What is money? Money’s a form of exchange between people. How does someone “make” money? By delivering value. The more value is delivered, assuming the subsequent reward is captured, the more money that person receives. So, the extremely short version is: your job delivers value to your employer so you make money, your business delivers value to your customers so you make money, and lastly your stock market investment makes money because you own the business that delivers value to your customers. The longer version below.
If you work at a job, you deliver value to an organization, and your reward is based on how much value you deliver for that organization; a CEO delivers more value because his/her decision affects a broader scope of that business than other employees. If you start a business, whether a startup or a small business, you deliver value for consumers/customers; the greater the value, the greater the revenue, assuming your business model appropriately captures the reward for that value. Now for the interesting part, becoming an investor. If you’re an equity investor, you deliver direct value to a business by injecting it with more cash in exchange for ownership stake. Again, the more value that business delivers, the more money you can capture as you are an owner of that business. Of course, the technicalities of that business’ balance sheet, profitability, noncash expenses and such are ignored for now but will be covered later. Our success in investing is not based on technicalities, but rather the correct mindset when it comes to investing, especially investing in the stock market.

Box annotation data

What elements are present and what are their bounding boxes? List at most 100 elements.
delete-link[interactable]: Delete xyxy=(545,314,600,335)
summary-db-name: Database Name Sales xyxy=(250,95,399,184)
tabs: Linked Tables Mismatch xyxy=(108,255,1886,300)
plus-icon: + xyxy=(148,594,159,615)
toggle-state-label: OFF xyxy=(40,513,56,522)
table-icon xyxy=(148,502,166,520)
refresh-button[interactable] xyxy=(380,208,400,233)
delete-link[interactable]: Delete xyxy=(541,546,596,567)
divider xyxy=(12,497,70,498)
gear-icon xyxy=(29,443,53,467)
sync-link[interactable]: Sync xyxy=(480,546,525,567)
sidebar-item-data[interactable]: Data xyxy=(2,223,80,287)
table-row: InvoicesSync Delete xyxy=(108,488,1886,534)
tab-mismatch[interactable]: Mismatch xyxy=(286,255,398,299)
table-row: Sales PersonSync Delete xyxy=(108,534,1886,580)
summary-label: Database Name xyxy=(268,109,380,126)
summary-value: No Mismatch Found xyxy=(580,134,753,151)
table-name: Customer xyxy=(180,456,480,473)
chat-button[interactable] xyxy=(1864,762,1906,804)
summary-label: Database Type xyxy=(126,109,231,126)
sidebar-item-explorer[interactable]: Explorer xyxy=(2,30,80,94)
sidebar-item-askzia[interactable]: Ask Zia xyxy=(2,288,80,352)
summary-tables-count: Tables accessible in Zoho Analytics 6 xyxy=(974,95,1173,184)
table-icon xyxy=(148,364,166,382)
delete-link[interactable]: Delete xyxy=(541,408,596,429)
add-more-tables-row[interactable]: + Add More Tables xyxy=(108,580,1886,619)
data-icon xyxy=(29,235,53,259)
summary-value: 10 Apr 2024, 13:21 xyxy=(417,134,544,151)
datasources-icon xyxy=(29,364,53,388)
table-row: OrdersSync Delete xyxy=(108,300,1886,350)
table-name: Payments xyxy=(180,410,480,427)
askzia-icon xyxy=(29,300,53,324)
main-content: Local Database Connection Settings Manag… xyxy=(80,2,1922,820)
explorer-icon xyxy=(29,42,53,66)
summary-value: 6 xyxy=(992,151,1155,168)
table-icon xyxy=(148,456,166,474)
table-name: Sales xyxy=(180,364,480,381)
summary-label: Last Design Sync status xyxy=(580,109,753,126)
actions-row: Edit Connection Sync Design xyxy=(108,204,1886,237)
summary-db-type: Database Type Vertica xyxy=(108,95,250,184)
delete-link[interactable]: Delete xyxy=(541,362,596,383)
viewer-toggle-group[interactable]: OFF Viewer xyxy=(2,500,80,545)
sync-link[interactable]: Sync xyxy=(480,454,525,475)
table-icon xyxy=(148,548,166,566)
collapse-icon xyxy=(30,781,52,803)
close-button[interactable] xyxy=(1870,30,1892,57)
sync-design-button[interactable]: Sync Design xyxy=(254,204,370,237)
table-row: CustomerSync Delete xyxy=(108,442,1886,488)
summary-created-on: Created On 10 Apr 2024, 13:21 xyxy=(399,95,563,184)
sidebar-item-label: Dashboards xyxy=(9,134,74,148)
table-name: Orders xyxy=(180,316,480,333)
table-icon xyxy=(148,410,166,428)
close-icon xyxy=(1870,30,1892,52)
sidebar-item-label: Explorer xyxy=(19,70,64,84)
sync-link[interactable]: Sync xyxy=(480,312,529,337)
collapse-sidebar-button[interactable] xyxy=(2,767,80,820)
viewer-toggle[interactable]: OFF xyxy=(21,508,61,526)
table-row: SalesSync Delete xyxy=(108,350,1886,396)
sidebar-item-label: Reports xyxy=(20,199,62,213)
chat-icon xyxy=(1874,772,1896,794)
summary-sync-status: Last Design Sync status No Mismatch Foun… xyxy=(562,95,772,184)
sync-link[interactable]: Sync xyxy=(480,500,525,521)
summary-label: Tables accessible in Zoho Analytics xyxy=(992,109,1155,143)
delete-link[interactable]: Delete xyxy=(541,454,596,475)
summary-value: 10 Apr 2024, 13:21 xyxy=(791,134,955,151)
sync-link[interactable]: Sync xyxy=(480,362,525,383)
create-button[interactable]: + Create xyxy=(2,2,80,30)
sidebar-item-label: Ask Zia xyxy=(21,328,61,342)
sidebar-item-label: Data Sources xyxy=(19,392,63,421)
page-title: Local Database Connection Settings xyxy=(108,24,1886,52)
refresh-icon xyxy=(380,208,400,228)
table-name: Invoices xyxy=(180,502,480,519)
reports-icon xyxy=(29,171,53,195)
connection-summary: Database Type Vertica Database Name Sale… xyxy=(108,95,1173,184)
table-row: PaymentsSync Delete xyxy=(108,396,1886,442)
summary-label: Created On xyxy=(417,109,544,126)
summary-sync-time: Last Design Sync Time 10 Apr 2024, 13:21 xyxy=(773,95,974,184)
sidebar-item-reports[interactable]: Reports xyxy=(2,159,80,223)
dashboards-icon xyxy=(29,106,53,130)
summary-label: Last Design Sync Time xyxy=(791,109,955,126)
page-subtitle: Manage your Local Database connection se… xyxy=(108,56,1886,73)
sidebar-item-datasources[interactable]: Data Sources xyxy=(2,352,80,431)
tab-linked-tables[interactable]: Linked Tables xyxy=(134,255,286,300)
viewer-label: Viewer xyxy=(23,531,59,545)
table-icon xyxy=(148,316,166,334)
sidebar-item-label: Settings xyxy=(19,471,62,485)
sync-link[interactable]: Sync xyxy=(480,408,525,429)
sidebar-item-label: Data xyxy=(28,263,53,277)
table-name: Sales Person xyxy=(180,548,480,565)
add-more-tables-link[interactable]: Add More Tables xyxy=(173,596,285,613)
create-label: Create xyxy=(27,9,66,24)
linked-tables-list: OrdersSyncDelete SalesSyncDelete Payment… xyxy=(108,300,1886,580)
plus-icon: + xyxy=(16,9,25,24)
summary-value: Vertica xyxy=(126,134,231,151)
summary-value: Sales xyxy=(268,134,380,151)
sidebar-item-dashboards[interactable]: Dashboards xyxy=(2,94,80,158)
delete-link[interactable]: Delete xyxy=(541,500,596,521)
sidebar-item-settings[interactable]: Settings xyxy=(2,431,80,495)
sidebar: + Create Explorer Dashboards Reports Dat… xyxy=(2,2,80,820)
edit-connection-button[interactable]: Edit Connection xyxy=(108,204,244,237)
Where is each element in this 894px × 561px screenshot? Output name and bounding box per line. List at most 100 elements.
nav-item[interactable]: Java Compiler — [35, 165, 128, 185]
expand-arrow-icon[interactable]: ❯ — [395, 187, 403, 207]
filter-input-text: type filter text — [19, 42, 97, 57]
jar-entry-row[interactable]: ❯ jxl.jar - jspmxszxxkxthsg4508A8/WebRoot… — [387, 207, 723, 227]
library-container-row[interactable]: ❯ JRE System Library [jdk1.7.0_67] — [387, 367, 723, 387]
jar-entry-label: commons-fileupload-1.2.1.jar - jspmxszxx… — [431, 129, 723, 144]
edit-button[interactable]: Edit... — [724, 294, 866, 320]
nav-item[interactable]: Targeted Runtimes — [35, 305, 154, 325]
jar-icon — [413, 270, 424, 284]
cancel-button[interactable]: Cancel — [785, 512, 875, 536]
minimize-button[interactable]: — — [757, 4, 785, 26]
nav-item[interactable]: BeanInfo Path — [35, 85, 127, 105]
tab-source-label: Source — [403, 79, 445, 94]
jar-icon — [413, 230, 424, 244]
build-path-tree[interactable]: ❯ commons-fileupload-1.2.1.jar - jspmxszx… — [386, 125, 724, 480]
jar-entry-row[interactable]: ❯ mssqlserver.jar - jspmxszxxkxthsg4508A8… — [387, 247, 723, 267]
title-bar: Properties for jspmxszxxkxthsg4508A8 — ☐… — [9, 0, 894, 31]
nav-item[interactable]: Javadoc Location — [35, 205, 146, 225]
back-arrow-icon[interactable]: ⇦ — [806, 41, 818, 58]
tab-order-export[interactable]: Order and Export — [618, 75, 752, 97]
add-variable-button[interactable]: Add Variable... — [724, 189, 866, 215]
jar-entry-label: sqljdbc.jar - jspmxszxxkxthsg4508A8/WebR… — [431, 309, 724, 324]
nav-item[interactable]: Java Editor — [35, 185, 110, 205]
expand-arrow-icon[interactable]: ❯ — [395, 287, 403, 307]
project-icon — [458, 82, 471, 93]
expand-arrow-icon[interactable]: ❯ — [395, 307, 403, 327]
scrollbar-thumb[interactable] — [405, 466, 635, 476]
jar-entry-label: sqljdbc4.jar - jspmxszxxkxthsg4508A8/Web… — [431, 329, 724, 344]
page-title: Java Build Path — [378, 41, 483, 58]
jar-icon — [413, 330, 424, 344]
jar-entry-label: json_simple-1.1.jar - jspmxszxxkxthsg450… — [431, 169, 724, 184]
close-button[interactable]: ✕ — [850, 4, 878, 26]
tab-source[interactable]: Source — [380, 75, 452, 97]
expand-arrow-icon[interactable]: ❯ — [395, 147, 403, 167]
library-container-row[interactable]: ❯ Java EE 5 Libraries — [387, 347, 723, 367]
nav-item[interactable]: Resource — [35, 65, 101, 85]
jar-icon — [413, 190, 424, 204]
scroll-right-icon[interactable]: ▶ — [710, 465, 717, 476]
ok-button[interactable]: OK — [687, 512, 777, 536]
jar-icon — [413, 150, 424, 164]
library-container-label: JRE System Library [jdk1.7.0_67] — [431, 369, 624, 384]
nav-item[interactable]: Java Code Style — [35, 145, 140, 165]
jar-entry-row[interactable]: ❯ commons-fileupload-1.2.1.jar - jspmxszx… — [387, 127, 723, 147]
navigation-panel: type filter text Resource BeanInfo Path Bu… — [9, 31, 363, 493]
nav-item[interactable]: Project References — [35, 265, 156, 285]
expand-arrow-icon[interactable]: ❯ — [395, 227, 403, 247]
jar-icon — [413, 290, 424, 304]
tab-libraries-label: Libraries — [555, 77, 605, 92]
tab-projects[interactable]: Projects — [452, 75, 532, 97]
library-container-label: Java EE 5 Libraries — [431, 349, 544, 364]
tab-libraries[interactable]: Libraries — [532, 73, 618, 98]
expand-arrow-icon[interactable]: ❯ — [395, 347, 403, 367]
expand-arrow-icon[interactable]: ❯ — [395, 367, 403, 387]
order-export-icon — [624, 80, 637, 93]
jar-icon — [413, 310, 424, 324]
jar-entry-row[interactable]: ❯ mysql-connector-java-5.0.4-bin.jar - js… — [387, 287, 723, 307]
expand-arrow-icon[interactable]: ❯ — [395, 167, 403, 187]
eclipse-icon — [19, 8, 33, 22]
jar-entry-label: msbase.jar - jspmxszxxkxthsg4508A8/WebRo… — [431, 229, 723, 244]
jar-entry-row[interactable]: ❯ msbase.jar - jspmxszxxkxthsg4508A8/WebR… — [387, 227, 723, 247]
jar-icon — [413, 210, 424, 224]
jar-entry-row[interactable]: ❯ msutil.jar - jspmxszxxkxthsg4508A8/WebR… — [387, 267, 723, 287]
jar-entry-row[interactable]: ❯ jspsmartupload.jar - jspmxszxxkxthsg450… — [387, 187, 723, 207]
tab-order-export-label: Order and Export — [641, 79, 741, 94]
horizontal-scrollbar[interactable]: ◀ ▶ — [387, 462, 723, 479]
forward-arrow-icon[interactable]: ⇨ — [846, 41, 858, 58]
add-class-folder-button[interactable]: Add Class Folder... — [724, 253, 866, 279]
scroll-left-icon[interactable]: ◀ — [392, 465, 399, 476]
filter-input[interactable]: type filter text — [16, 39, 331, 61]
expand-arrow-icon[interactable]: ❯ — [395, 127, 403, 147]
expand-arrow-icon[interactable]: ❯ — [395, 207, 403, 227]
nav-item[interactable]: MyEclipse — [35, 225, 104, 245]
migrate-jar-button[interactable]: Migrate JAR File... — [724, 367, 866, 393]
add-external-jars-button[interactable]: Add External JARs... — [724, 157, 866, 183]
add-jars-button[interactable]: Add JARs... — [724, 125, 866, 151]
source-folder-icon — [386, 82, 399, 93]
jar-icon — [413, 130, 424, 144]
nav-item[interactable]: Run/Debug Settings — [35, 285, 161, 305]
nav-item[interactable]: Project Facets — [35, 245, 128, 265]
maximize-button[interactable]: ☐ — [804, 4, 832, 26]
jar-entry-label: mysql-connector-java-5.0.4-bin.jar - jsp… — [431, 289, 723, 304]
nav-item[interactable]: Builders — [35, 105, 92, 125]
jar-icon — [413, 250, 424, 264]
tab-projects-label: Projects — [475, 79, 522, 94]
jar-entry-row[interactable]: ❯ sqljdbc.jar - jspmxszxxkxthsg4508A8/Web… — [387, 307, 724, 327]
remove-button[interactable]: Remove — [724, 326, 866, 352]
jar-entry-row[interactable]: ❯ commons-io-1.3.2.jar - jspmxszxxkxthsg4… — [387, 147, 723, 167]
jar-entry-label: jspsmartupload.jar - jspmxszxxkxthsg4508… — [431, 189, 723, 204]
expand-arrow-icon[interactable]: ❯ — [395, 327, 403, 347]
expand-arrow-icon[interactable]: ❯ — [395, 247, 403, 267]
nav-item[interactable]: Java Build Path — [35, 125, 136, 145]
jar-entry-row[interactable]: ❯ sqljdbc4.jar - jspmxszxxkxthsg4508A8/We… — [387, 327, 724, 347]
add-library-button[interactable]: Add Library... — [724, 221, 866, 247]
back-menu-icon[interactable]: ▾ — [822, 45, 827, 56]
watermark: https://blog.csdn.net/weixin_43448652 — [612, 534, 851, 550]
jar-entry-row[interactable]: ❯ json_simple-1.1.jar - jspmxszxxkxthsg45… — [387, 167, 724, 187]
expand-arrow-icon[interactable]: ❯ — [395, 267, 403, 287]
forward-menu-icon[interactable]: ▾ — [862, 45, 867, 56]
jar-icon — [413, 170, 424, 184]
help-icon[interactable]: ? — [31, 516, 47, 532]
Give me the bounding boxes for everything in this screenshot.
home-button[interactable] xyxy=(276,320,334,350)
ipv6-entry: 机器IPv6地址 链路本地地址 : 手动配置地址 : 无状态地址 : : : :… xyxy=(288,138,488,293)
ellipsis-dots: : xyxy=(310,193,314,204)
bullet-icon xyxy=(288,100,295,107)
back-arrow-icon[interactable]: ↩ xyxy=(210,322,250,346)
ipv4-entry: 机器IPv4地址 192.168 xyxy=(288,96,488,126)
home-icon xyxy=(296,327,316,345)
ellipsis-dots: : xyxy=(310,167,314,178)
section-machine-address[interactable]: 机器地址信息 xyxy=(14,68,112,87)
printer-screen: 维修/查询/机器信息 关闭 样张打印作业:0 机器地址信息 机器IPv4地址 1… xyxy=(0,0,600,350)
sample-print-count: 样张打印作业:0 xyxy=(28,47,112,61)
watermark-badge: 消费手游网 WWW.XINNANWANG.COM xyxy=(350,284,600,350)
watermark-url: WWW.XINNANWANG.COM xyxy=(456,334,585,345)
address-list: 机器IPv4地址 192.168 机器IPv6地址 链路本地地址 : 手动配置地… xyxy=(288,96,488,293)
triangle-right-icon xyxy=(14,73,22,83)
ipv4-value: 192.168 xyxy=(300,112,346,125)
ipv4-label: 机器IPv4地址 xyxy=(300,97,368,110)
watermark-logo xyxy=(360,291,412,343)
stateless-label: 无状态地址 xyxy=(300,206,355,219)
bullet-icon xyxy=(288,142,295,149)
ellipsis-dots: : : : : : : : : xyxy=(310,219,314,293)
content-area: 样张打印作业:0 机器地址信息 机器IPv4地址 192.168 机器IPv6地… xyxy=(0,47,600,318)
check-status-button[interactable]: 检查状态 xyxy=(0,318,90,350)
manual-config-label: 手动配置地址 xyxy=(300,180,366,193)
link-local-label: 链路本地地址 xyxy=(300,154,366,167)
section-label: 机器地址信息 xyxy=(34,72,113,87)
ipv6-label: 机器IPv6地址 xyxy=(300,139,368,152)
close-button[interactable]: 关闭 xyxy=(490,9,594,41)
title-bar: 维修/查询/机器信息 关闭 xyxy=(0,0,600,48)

Tasks to perform:
[A] Please reproduce the passage on money word for word, starting at "What is money?" and ending at "longer version below.".
[B] Translate this sentence from the passage on money into French: "If you’re an equity investor, you deliver direct value to a business by injecting it with more cash in exchange for ownership stake."

Exercise responses:
[A]
What is money? Money’s a form of exchange between people. How does someone “make” money? By delivering value. The more value is delivered, assuming the subsequent reward is captured, the more money that person receives. So, the extremely short version is: your job delivers value to your employer so you make money, your business delivers value to your customers so you make money, and lastly your stock market investment makes money because you own the business that delivers value to your customers. The longer version below.

[B] Si vous êtes un investisseur en actions, vous apportez une valeur directe à une entreprise en lui injectant davantage de liquidités en échange d'une participation au capital.